## EXERCICE ÉCRIT 1:
Citez sans aucune modification, parmi les lignes de données ci-dessous, la partie qui commence par la ligne contenant « url-text: localhost/perpustakaan/buku/read.php — » et se termine par celle contenant « cell-nama-kategori: Novel — », les deux incluses.

Sia Anagnostopoulou Pour moi, comme pour tout le gouvernement, la priorité, c’est de garder la société grecque debout, avec des mesures empêchant la marginalisation d’une majorité de citoyens qui souffrent. Nos prédécesseurs étaient, eux, surtout guidés par la préservation des intérêts d’une minorité de privilégiés que l’austérité n’a pas empêchés de s’enrichir toujours plus. Avec la réforme des retraites, nous atteignons un seuil. Pour moi, la sauvegarde d’un système par répartition, le refus de nouvelles coupes dans les pensions constituent une ligne rouge. Céder sur ce point, ce serait accepter l’extrême appauvrissement d’une grande partie de la population. Non seulement les retraités eux-mêmes, mais aussi les familles entières qu’ils font vivre grâce à leurs maigres pensions. J’espère que, cette fois-ci, cette ligne rouge sera respectée.

La contestation des politiques d’austérité grandit dans d’autres pays d’Europe, en Espagne, au Portugal, en Irlande, etc. Ce courant politique peut-il, à moyen terme, faire évoluer le rapport de forces  ?

Sia Anagnostopoulou Pour moi c’est une grande source d’espoir. Même au plus fort de l’hégémonie néolibérale, j’étais convaincue, en tant qu’historienne, que d’autres forces politiques allaient finir par émerger. J’espère que nous pourrons renforcer ces tendances de résistance au néolibéralisme. Ce n’est pas simple. Nous manquons de moyens. Et surtout, accablées par ces choix d’austérité, les sociétés ont perdu confiance dans le futur. Pour faire renaître un espoir de changement, les citoyens doivent retrouver confiance en eux-mêmes. C’est toute la difficulté à laquelle est confrontée Syriza. Si nous sommes durablement contraints d’appliquer des mesures contraires à notre programme, à notre projet politique, cela finira par installer l’idée selon laquelle il n’y a pas d’autre voie possible. La plus grande angoisse, pour moi, serait que nous confirmions à notre corps défendant la devise de Margaret Thatcher  : « Il n’y a pas d’alternative. »

Syriza a surtout fonctionné comme une mécanique électorale de contestation de l’austérité. Avez-vous pâti de votre manque d’enracinement social  ?

Sia Anagnostopoulou D’une certaine façon, oui. Nous défendions un programme modéré, nous étions guidés par les principes de justice, de rationalité économique. Après la victoire électorale du 25 janvier 2015, nous étions enthousiastes, convaincus que la justesse de nos positions pèserait dans la balance des négociations à Bruxelles. C’était naïf. Lorsqu’on est de gauche, il faut prendre en considération les rapports de forces. Or, le rapport de forces était totalement en notre défaveur.

En fait, sous le régime du néolibéralisme, gouverner ne signifie pas du tout disposer des leviers du pouvoir…

Sia Anagnostopoulou C’est la première et sans doute la plus importante leçon que nous tirons de cette expérience politique  ! Cette Europe ne fonctionne pas démocratiquement. Beaucoup plus qu’un problème économique, c’est un problème démocratique qui se pose. Si vous êtes placé sous surveillance, vous n’avez pas la liberté de légiférer, ni d’agir politiquement en fonction des revendications et des besoins de la société. Il faut en permanence prendre en considération les exigences de ceux qui vous surveillent. Sous surveillance très étroite, nous tentons de faire valoir, coûte que coûte, les besoins de la société grecque. C’est très compliqué. Comme ministres, nous n’avons ni marges de manœuvre budgétaire, ni pouvoir, ni liberté de choix. Ceci dit, même dans de telles conditions, un gouvernement de gauche est préférable pour arracher tout ce qui peut l’être en défense des plus fragiles.

Liste de données
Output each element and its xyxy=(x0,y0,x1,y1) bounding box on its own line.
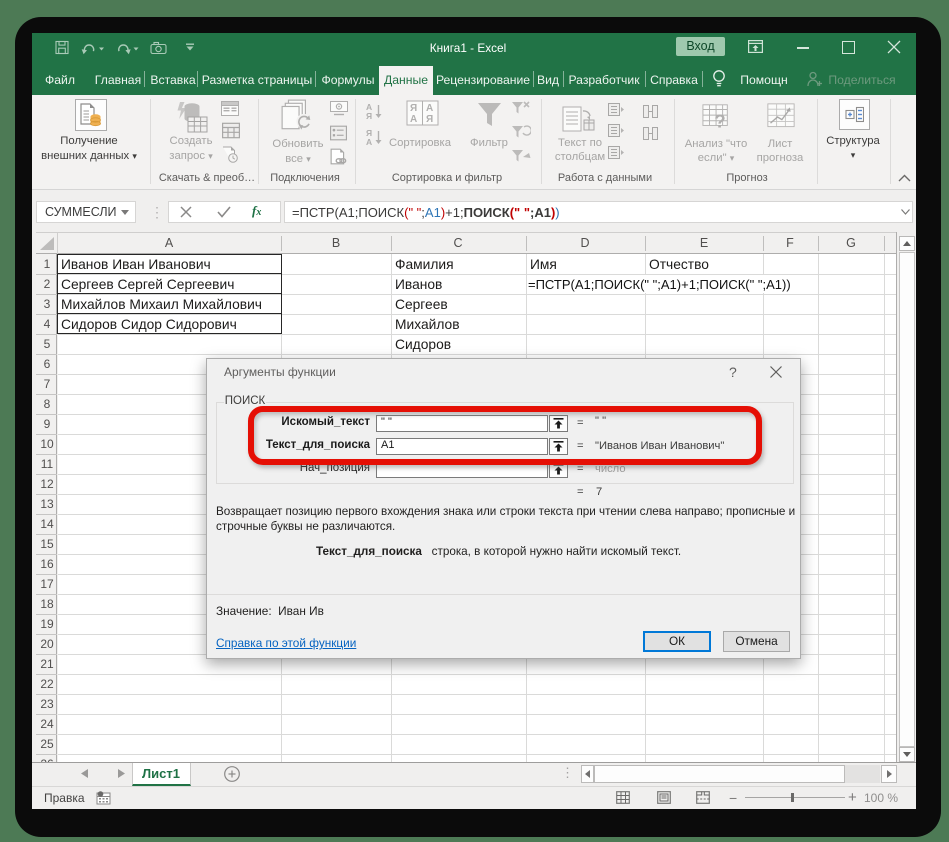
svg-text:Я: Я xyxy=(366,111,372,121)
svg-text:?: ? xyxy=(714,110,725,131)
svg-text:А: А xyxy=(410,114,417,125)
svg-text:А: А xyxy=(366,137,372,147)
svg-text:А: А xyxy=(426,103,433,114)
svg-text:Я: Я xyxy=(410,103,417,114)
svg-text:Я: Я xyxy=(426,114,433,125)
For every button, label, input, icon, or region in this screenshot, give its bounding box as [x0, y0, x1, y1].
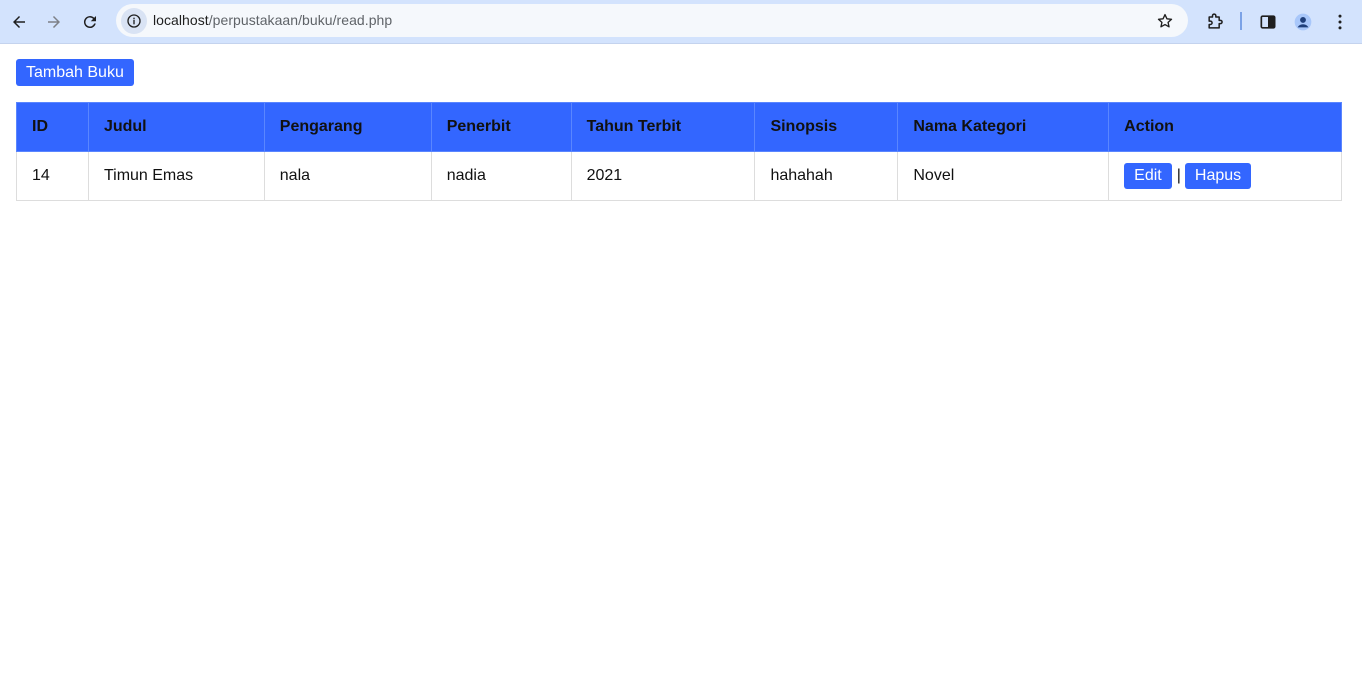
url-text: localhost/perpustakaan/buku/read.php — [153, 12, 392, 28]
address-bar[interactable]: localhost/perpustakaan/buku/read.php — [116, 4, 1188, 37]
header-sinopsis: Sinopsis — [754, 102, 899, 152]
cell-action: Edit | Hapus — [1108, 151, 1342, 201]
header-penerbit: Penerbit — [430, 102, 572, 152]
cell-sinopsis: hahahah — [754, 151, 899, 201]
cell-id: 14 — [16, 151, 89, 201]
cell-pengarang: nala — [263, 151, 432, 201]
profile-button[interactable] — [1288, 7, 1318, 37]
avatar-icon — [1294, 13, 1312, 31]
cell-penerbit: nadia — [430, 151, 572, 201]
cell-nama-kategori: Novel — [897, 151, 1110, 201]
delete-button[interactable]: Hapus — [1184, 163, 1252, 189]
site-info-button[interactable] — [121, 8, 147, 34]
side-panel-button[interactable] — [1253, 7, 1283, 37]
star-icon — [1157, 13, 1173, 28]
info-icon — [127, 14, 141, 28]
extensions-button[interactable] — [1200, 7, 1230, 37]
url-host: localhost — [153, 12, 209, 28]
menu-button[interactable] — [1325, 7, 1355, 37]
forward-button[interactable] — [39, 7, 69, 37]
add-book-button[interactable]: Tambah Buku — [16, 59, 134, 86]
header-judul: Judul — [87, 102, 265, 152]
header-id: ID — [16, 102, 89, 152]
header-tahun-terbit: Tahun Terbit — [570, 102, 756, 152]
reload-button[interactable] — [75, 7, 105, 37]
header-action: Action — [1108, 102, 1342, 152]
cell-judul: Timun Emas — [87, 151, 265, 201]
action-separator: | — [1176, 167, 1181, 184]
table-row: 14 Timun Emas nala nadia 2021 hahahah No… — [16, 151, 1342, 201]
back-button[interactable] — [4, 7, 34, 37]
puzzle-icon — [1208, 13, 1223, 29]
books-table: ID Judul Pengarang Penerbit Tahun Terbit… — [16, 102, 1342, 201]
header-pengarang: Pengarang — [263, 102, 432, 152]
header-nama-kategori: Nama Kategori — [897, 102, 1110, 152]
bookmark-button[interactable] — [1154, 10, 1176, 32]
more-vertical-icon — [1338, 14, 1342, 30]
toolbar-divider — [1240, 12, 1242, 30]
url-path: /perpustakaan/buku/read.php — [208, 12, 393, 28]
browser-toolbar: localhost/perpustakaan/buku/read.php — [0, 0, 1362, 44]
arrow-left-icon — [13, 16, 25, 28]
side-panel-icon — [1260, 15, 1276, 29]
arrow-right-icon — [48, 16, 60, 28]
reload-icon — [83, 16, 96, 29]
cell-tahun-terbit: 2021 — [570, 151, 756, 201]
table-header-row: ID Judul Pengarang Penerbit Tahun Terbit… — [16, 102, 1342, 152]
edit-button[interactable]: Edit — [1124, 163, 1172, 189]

## EXERCICE ÉCRIT 2:
Imprimez mot pour mot le passage de l'entretien ci-dessus qui commence par les mots « Sia Anagnostopoulou D’une » et se termine par « en notre défaveur. ».

## SOLUTION COMPLÈTE 1:
url-text: localhost/perpustakaan/buku/read.php — [153, 12, 392, 28]
address-bar[interactable]: localhost/perpustakaan/buku/read.php — [116, 4, 1188, 37]
header-sinopsis: Sinopsis — [754, 102, 899, 152]
cell-action: Edit | Hapus — [1108, 151, 1342, 201]
header-penerbit: Penerbit — [430, 102, 572, 152]
cell-sinopsis: hahahah — [754, 151, 899, 201]
cell-id: 14 — [16, 151, 89, 201]
cell-pengarang: nala — [263, 151, 432, 201]
profile-button[interactable] — [1288, 7, 1318, 37]
avatar-icon — [1294, 13, 1312, 31]
cell-penerbit: nadia — [430, 151, 572, 201]
cell-nama-kategori: Novel — [897, 151, 1110, 201]

## SOLUTION COMPLÈTE 2:
Sia Anagnostopoulou D’une certaine façon, oui. Nous défendions un programme modéré, nous étions guidés par les principes de justice, de rationalité économique. Après la victoire électorale du 25 janvier 2015, nous étions enthousiastes, convaincus que la justesse de nos positions pèserait dans la balance des négociations à Bruxelles. C’était naïf. Lorsqu’on est de gauche, il faut prendre en considération les rapports de forces. Or, le rapport de forces était totalement en notre défaveur.